Extracted entries:
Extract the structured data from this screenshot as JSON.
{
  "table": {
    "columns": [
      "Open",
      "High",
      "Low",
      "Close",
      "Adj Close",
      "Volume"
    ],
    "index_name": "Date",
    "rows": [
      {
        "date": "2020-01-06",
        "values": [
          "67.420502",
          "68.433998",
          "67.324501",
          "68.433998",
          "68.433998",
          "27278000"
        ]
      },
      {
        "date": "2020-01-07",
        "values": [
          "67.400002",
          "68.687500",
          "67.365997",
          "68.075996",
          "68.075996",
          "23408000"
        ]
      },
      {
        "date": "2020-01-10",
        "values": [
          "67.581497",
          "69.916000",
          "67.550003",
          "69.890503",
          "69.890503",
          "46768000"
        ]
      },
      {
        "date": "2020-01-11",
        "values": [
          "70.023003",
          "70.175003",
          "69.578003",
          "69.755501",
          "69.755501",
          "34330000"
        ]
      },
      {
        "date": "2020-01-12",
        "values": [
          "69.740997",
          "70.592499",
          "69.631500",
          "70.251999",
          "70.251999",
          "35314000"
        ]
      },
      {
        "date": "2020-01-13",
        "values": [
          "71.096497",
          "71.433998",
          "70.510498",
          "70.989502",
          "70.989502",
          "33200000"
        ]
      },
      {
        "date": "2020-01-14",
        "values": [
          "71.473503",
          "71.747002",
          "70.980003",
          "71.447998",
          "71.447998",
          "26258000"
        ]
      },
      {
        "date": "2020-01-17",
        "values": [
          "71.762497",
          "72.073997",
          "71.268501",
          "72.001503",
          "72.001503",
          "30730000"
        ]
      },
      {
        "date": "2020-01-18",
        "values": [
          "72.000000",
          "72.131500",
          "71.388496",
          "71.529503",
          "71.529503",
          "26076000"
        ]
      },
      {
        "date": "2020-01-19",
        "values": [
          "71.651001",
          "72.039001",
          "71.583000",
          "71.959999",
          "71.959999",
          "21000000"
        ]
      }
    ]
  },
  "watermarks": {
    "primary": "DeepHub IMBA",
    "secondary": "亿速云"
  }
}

Exercise brief:
Transcribe all the entries, keeping each one exactly as it is.

Written solution:
Extract the structured data from this screenshot as JSON.
{
  "table": {
    "columns": [
      "Open",
      "High",
      "Low",
      "Close",
      "Adj Close",
      "Volume"
    ],
    "index_name": "Date",
    "rows": [
      {
        "date": "2020-01-06",
        "values": [
          "67.420502",
          "68.433998",
          "67.324501",
          "68.433998",
          "68.433998",
          "27278000"
        ]
      },
      {
        "date": "2020-01-07",
        "values": [
          "67.400002",
          "68.687500",
          "67.365997",
          "68.075996",
          "68.075996",
          "23408000"
        ]
      },
      {
        "date": "2020-01-10",
        "values": [
          "67.581497",
          "69.916000",
          "67.550003",
          "69.890503",
          "69.890503",
          "46768000"
        ]
      },
      {
        "date": "2020-01-11",
        "values": [
          "70.023003",
          "70.175003",
          "69.578003",
          "69.755501",
          "69.755501",
          "34330000"
        ]
      },
      {
        "date": "2020-01-12",
        "values": [
          "69.740997",
          "70.592499",
          "69.631500",
          "70.251999",
          "70.251999",
          "35314000"
        ]
      },
      {
        "date": "2020-01-13",
        "values": [
          "71.096497",
          "71.433998",
          "70.510498",
          "70.989502",
          "70.989502",
          "33200000"
        ]
      },
      {
        "date": "2020-01-14",
        "values": [
          "71.473503",
          "71.747002",
          "70.980003",
          "71.447998",
          "71.447998",
          "26258000"
        ]
      },
      {
        "date": "2020-01-17",
        "values": [
          "71.762497",
          "72.073997",
          "71.268501",
          "72.001503",
          "72.001503",
          "30730000"
        ]
      },
      {
        "date": "2020-01-18",
        "values": [
          "72.000000",
          "72.131500",
          "71.388496",
          "71.529503",
          "71.529503",
          "26076000"
        ]
      },
      {
        "date": "2020-01-19",
        "values": [
          "71.651001",
          "72.039001",
          "71.583000",
          "71.959999",
          "71.959999",
          "21000000"
        ]
      }
    ]
  },
  "watermarks": {
    "primary": "DeepHub IMBA",
    "secondary": "亿速云"
  }
}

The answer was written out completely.